[BEGIN Excerpted data]

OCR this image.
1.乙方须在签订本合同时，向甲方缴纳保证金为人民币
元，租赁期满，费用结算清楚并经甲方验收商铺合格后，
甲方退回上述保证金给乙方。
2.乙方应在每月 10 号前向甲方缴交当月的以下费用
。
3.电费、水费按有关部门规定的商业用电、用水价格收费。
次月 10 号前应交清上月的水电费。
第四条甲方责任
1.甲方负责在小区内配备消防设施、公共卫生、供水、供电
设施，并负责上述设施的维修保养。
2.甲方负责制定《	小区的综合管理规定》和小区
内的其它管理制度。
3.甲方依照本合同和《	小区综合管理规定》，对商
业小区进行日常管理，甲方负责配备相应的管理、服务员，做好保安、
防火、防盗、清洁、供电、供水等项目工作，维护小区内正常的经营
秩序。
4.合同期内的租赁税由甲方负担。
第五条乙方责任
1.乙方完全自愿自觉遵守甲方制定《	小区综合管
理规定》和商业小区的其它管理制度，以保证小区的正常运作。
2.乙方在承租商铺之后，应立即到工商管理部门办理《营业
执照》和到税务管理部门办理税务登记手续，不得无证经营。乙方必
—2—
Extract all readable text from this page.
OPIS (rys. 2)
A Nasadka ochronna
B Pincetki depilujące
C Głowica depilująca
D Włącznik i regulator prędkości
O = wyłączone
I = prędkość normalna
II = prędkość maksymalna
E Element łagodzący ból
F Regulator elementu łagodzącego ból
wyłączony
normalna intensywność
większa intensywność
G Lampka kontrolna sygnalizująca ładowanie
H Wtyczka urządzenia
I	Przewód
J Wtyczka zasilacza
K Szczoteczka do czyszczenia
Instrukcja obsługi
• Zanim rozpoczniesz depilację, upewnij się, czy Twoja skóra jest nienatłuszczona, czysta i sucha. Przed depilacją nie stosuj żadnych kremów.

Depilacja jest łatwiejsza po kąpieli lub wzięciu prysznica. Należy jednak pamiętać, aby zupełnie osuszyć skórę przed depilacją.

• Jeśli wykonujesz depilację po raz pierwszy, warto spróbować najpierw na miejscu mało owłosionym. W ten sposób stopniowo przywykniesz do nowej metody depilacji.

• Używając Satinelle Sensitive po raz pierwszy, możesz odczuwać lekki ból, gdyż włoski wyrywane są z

[END Excerpted data]

> Task instructions: Give again the lines from the line holding "Extract all readable text from this page." through the close of the listing, both included, exactly as written and with nothing else.

> The solution:
Extract all readable text from this page.
OPIS (rys. 2)
A Nasadka ochronna
B Pincetki depilujące
C Głowica depilująca
D Włącznik i regulator prędkości
O = wyłączone
I = prędkość normalna
II = prędkość maksymalna
E Element łagodzący ból
F Regulator elementu łagodzącego ból
wyłączony
normalna intensywność
większa intensywność
G Lampka kontrolna sygnalizująca ładowanie
H Wtyczka urządzenia
I	Przewód
J Wtyczka zasilacza
K Szczoteczka do czyszczenia
Instrukcja obsługi
• Zanim rozpoczniesz depilację, upewnij się, czy Twoja skóra jest nienatłuszczona, czysta i sucha. Przed depilacją nie stosuj żadnych kremów.

Depilacja jest łatwiejsza po kąpieli lub wzięciu prysznica. Należy jednak pamiętać, aby zupełnie osuszyć skórę przed depilacją.

• Jeśli wykonujesz depilację po raz pierwszy, warto spróbować najpierw na miejscu mało owłosionym. W ten sposób stopniowo przywykniesz do nowej metody depilacji.

• Używając Satinelle Sensitive po raz pierwszy, możesz odczuwać lekki ból, gdyż włoski wyrywane są z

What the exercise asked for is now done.